## Task requirements
Repeat all of the records verbatim.

## Data records
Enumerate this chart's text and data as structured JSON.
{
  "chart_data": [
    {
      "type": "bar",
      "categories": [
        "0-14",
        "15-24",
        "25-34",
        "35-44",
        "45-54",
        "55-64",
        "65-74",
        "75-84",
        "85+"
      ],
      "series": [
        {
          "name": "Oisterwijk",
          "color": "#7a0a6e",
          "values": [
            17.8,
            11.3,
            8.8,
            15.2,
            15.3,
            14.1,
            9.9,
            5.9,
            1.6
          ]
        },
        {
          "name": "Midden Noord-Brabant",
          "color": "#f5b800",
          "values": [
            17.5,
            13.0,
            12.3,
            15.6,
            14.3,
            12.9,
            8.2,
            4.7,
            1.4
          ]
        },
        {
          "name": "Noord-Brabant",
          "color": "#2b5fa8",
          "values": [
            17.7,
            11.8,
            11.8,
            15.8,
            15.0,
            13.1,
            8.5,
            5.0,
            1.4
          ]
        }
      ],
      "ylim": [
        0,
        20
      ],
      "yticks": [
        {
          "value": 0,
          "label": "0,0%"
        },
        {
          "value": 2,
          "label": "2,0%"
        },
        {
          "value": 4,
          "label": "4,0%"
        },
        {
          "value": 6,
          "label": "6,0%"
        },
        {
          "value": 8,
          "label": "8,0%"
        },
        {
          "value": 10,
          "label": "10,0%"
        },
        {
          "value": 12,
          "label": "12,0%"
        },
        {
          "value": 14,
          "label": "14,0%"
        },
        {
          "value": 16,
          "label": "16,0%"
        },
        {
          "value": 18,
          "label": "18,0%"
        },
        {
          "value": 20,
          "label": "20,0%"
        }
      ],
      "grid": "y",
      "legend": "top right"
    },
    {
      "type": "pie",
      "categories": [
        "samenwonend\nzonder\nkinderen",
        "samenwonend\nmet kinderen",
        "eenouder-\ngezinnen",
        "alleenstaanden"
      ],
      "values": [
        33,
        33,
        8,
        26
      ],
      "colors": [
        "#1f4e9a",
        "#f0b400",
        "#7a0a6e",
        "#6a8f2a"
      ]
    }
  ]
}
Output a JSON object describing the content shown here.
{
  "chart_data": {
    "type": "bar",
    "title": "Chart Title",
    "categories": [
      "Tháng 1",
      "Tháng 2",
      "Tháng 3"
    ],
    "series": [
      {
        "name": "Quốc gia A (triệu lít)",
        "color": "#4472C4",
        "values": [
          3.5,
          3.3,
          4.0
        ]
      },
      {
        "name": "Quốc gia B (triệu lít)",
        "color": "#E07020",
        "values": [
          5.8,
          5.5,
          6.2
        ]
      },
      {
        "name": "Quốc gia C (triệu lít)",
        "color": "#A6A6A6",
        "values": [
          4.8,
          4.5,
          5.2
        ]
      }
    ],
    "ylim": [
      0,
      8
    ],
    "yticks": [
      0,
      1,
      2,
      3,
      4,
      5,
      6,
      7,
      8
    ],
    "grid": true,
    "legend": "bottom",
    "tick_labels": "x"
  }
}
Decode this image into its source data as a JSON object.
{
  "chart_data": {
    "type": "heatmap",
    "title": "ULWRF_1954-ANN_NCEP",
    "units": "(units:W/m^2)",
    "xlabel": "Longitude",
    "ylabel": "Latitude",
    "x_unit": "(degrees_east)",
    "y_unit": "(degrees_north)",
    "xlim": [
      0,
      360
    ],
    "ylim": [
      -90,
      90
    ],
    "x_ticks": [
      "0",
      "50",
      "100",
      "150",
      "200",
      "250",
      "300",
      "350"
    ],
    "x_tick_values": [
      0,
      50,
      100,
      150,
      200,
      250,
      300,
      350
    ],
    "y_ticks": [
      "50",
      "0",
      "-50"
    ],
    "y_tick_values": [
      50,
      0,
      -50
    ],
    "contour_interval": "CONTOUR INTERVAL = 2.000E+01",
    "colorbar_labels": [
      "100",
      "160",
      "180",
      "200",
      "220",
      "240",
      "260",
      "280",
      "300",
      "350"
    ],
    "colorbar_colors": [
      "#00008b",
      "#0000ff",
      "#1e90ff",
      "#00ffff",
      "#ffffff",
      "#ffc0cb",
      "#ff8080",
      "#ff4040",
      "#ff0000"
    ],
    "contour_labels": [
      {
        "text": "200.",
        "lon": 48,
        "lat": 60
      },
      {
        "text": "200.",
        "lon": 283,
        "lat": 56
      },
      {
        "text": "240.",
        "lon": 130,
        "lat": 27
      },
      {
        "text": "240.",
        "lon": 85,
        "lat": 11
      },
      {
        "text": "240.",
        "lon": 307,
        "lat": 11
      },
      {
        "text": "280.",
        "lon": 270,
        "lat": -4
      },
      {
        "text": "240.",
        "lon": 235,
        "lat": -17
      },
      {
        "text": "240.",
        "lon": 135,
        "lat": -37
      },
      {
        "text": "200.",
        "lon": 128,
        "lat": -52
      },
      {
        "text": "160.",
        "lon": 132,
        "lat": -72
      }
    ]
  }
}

## Solution
Enumerate this chart's text and data as structured JSON.
{
  "chart_data": [
    {
      "type": "bar",
      "categories": [
        "0-14",
        "15-24",
        "25-34",
        "35-44",
        "45-54",
        "55-64",
        "65-74",
        "75-84",
        "85+"
      ],
      "series": [
        {
          "name": "Oisterwijk",
          "color": "#7a0a6e",
          "values": [
            17.8,
            11.3,
            8.8,
            15.2,
            15.3,
            14.1,
            9.9,
            5.9,
            1.6
          ]
        },
        {
          "name": "Midden Noord-Brabant",
          "color": "#f5b800",
          "values": [
            17.5,
            13.0,
            12.3,
            15.6,
            14.3,
            12.9,
            8.2,
            4.7,
            1.4
          ]
        },
        {
          "name": "Noord-Brabant",
          "color": "#2b5fa8",
          "values": [
            17.7,
            11.8,
            11.8,
            15.8,
            15.0,
            13.1,
            8.5,
            5.0,
            1.4
          ]
        }
      ],
      "ylim": [
        0,
        20
      ],
      "yticks": [
        {
          "value": 0,
          "label": "0,0%"
        },
        {
          "value": 2,
          "label": "2,0%"
        },
        {
          "value": 4,
          "label": "4,0%"
        },
        {
          "value": 6,
          "label": "6,0%"
        },
        {
          "value": 8,
          "label": "8,0%"
        },
        {
          "value": 10,
          "label": "10,0%"
        },
        {
          "value": 12,
          "label": "12,0%"
        },
        {
          "value": 14,
          "label": "14,0%"
        },
        {
          "value": 16,
          "label": "16,0%"
        },
        {
          "value": 18,
          "label": "18,0%"
        },
        {
          "value": 20,
          "label": "20,0%"
        }
      ],
      "grid": "y",
      "legend": "top right"
    },
    {
      "type": "pie",
      "categories": [
        "samenwonend\nzonder\nkinderen",
        "samenwonend\nmet kinderen",
        "eenouder-\ngezinnen",
        "alleenstaanden"
      ],
      "values": [
        33,
        33,
        8,
        26
      ],
      "colors": [
        "#1f4e9a",
        "#f0b400",
        "#7a0a6e",
        "#6a8f2a"
      ]
    }
  ]
}
Output a JSON object describing the content shown here.
{
  "chart_data": {
    "type": "bar",
    "title": "Chart Title",
    "categories": [
      "Tháng 1",
      "Tháng 2",
      "Tháng 3"
    ],
    "series": [
      {
        "name": "Quốc gia A (triệu lít)",
        "color": "#4472C4",
        "values": [
          3.5,
          3.3,
          4.0
        ]
      },
      {
        "name": "Quốc gia B (triệu lít)",
        "color": "#E07020",
        "values": [
          5.8,
          5.5,
          6.2
        ]
      },
      {
        "name": "Quốc gia C (triệu lít)",
        "color": "#A6A6A6",
        "values": [
          4.8,
          4.5,
          5.2
        ]
      }
    ],
    "ylim": [
      0,
      8
    ],
    "yticks": [
      0,
      1,
      2,
      3,
      4,
      5,
      6,
      7,
      8
    ],
    "grid": true,
    "legend": "bottom",
    "tick_labels": "x"
  }
}
Decode this image into its source data as a JSON object.
{
  "chart_data": {
    "type": "heatmap",
    "title": "ULWRF_1954-ANN_NCEP",
    "units": "(units:W/m^2)",
    "xlabel": "Longitude",
    "ylabel": "Latitude",
    "x_unit": "(degrees_east)",
    "y_unit": "(degrees_north)",
    "xlim": [
      0,
      360
    ],
    "ylim": [
      -90,
      90
    ],
    "x_ticks": [
      "0",
      "50",
      "100",
      "150",
      "200",
      "250",
      "300",
      "350"
    ],
    "x_tick_values": [
      0,
      50,
      100,
      150,
      200,
      250,
      300,
      350
    ],
    "y_ticks": [
      "50",
      "0",
      "-50"
    ],
    "y_tick_values": [
      50,
      0,
      -50
    ],
    "contour_interval": "CONTOUR INTERVAL = 2.000E+01",
    "colorbar_labels": [
      "100",
      "160",
      "180",
      "200",
      "220",
      "240",
      "260",
      "280",
      "300",
      "350"
    ],
    "colorbar_colors": [
      "#00008b",
      "#0000ff",
      "#1e90ff",
      "#00ffff",
      "#ffffff",
      "#ffc0cb",
      "#ff8080",
      "#ff4040",
      "#ff0000"
    ],
    "contour_labels": [
      {
        "text": "200.",
        "lon": 48,
        "lat": 60
      },
      {
        "text": "200.",
        "lon": 283,
        "lat": 56
      },
      {
        "text": "240.",
        "lon": 130,
        "lat": 27
      },
      {
        "text": "240.",
        "lon": 85,
        "lat": 11
      },
      {
        "text": "240.",
        "lon": 307,
        "lat": 11
      },
      {
        "text": "280.",
        "lon": 270,
        "lat": -4
      },
      {
        "text": "240.",
        "lon": 235,
        "lat": -17
      },
      {
        "text": "240.",
        "lon": 135,
        "lat": -37
      },
      {
        "text": "200.",
        "lon": 128,
        "lat": -52
      },
      {
        "text": "160.",
        "lon": 132,
        "lat": -72
      }
    ]
  }
}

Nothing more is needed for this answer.